» Exercise requirements
Select every line below containing the word "ویژگی".

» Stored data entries
============

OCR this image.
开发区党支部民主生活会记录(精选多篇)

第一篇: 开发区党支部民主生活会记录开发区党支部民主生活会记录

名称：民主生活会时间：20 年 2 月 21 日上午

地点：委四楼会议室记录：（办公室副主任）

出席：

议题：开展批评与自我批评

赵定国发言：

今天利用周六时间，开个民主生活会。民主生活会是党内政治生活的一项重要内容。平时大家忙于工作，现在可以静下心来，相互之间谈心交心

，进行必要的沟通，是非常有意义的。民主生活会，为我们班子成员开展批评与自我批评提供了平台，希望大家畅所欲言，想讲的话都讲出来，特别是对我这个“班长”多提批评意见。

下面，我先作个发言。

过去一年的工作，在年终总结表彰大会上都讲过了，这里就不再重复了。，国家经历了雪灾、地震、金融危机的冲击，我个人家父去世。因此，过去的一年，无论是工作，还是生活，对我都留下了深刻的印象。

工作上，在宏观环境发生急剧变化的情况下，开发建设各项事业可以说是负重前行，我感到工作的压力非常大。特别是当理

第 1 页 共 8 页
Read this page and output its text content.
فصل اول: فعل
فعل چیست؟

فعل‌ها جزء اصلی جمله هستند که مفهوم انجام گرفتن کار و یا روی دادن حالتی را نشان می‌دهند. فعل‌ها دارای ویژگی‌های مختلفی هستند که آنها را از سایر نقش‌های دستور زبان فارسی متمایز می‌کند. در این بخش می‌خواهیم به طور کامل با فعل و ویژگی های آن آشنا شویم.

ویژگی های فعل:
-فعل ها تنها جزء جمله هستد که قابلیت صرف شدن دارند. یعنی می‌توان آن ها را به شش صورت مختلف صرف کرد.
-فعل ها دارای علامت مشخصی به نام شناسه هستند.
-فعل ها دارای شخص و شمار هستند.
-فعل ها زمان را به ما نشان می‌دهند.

============

» Solution below
فعل‌ها جزء اصلی جمله هستند که مفهوم انجام گرفتن کار و یا روی دادن حالتی را نشان می‌دهند. فعل‌ها دارای ویژگی‌های مختلفی هستند که آنها را از سایر نقش‌های دستور زبان فارسی متمایز می‌کند. در این بخش می‌خواهیم به طور کامل با فعل و ویژگی های آن آشنا شویم.
ویژگی های فعل:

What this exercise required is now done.